Locate the string "shape" in the listing below. Copy every line where it is found.
⁂
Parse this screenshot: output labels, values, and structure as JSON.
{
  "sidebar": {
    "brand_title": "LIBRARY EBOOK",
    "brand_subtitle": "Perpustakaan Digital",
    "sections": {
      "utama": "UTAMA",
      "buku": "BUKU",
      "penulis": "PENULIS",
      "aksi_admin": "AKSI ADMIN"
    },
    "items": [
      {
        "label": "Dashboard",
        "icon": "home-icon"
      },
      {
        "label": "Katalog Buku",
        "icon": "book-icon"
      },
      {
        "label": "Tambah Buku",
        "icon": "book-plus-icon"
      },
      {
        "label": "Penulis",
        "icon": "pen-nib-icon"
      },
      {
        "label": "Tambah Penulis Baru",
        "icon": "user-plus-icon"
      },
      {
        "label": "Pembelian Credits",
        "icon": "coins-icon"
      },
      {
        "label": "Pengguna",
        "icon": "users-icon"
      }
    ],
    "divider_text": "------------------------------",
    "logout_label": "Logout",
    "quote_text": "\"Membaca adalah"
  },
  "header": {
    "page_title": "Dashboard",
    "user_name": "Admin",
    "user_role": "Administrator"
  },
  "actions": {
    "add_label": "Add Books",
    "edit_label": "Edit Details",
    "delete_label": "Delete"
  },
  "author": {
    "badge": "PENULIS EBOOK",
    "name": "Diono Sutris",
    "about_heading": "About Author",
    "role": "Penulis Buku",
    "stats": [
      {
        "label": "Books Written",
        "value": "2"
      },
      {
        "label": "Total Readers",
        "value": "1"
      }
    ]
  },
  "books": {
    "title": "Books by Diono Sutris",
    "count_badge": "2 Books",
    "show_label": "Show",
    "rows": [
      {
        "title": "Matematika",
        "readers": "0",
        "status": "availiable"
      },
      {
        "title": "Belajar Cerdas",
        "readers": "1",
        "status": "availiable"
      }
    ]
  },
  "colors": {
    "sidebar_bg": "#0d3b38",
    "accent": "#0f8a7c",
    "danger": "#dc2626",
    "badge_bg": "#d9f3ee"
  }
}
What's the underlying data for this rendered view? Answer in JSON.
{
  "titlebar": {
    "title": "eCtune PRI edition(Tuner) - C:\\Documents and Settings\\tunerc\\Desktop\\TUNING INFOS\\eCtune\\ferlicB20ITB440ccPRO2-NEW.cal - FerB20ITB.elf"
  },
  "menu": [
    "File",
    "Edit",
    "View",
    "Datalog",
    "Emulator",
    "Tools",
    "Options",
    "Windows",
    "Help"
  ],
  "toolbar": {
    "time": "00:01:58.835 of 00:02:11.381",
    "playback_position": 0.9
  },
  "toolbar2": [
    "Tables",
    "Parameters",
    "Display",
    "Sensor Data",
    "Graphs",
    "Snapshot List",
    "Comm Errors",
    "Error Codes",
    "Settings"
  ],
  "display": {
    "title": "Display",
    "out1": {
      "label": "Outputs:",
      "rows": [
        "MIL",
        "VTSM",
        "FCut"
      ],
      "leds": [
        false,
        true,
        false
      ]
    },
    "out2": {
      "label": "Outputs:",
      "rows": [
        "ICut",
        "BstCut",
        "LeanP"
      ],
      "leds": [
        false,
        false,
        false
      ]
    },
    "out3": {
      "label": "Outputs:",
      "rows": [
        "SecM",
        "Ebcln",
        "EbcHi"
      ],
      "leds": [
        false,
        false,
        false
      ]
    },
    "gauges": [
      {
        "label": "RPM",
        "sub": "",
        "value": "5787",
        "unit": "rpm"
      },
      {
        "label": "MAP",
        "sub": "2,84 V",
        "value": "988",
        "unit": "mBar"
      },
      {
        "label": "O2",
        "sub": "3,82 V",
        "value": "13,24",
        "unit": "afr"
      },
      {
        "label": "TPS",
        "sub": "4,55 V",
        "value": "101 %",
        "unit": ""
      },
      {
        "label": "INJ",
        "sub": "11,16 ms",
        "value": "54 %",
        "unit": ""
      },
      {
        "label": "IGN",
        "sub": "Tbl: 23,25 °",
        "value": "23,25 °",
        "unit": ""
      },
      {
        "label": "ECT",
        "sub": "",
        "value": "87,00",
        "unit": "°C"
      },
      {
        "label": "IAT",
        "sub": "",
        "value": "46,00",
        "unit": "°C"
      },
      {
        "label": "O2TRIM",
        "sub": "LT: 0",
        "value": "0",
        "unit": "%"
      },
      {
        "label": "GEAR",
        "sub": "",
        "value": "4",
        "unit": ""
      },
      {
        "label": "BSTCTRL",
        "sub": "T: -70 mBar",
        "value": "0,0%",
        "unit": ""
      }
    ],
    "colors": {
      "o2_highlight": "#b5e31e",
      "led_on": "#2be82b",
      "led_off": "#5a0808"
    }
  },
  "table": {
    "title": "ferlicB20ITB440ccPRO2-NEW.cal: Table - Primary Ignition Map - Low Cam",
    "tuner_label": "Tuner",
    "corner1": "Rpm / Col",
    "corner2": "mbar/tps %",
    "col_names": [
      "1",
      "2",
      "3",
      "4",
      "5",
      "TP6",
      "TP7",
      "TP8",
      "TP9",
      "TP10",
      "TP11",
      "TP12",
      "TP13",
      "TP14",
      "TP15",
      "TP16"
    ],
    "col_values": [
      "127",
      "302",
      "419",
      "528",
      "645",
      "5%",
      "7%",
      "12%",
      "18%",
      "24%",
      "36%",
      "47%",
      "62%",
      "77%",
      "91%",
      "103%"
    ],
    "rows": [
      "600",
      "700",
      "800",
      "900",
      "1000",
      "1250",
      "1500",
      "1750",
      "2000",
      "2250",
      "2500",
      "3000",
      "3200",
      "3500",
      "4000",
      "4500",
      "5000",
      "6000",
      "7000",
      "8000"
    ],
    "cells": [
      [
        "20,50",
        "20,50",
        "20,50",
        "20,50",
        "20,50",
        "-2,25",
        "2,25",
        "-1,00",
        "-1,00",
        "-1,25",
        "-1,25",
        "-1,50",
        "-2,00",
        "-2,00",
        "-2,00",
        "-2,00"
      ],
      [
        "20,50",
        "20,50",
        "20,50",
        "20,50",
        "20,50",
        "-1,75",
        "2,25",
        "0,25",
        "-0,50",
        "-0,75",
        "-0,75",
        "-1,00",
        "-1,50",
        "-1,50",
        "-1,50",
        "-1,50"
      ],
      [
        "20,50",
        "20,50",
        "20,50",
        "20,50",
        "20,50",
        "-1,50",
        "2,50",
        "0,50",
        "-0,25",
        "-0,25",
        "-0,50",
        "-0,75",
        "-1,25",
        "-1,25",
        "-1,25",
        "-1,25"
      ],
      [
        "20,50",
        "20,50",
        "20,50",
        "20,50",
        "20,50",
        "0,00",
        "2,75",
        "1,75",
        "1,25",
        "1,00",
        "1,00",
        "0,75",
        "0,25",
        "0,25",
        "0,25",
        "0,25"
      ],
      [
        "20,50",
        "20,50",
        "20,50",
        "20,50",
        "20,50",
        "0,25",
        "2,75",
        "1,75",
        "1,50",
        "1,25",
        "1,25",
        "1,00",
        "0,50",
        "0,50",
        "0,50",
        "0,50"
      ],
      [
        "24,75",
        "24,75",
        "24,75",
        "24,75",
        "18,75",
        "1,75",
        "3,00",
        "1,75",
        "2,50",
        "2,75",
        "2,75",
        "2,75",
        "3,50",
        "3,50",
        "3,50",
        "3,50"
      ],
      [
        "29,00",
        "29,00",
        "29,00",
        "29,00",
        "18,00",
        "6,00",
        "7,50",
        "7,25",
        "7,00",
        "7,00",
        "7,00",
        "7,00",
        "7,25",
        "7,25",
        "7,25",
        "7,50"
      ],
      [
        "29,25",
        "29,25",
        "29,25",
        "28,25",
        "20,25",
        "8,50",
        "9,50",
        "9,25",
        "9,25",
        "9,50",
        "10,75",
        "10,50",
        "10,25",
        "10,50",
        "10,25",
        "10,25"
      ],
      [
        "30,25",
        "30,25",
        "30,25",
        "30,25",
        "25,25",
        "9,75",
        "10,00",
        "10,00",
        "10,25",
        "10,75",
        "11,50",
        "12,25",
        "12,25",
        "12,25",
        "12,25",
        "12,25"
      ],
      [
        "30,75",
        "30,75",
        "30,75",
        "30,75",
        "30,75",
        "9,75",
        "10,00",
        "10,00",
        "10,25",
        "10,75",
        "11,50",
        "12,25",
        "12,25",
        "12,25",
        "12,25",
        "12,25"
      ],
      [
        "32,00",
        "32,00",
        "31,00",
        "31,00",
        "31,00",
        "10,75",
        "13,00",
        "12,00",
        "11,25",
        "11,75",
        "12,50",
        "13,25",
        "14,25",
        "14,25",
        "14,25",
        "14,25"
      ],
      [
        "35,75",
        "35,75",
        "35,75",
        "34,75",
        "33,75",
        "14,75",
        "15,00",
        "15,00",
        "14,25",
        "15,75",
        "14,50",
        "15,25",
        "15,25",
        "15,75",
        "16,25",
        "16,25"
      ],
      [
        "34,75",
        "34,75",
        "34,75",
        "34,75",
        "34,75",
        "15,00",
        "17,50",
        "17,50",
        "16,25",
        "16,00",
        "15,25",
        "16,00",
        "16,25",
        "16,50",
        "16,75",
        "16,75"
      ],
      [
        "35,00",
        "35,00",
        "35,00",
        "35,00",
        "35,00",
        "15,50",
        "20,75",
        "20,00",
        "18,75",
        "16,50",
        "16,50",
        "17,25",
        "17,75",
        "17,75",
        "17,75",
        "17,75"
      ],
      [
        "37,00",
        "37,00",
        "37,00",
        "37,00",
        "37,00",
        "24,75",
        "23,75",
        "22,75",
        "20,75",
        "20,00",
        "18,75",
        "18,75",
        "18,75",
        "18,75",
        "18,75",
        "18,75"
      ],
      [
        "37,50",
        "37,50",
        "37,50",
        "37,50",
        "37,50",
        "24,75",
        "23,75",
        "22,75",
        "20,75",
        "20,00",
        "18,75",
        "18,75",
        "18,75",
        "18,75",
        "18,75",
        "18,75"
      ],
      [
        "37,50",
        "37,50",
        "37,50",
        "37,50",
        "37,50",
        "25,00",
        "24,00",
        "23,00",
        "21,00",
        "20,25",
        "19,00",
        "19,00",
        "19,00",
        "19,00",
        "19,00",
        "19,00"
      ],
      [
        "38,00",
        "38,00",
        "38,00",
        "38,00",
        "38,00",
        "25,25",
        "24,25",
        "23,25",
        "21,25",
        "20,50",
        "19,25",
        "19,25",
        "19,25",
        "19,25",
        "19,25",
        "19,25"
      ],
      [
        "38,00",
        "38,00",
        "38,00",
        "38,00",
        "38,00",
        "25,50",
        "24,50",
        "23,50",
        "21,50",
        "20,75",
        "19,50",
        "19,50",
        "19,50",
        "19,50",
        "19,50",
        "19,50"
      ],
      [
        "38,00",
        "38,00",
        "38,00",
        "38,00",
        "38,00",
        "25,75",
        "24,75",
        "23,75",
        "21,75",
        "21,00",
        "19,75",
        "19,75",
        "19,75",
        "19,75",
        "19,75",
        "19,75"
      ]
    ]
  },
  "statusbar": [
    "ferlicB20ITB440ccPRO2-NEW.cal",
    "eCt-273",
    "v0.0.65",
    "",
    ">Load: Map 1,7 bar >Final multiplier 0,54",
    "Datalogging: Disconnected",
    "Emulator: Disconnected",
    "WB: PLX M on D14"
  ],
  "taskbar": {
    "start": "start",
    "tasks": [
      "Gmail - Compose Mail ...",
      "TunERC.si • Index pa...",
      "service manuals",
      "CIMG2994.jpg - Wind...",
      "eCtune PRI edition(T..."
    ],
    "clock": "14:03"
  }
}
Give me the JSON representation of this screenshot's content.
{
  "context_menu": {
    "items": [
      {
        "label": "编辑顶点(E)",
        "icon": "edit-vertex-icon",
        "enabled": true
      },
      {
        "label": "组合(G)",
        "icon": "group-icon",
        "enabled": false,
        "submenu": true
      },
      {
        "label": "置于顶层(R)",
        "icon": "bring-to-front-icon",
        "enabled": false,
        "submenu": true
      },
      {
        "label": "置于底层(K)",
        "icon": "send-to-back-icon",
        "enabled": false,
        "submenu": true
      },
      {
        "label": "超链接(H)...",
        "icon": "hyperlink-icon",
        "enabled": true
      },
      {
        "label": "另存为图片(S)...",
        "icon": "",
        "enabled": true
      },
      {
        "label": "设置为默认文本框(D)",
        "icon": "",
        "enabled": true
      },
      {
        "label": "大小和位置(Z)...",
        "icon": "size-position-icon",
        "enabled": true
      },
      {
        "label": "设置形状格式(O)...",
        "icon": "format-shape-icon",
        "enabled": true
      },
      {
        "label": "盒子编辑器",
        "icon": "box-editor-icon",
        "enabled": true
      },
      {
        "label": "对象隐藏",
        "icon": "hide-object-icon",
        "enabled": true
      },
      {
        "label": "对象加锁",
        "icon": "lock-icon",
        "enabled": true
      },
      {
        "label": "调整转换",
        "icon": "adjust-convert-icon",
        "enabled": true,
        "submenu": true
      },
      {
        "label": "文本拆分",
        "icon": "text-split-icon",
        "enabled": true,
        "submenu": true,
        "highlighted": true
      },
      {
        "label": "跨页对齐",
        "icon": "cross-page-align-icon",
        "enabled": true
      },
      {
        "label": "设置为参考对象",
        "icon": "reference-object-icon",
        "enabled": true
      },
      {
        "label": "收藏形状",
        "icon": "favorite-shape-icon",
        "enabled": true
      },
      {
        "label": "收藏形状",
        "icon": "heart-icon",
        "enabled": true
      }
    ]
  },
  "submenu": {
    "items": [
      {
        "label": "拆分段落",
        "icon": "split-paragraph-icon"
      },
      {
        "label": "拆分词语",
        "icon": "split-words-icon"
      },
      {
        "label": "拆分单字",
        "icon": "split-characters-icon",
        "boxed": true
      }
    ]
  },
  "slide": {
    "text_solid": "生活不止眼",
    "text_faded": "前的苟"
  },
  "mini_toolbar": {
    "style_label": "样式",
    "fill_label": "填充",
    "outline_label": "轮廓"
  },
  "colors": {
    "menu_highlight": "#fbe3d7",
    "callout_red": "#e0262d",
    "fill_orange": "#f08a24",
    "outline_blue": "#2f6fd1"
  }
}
⁂
— Exercise output —
        "icon": "format-shape-icon",
        "icon": "favorite-shape-icon",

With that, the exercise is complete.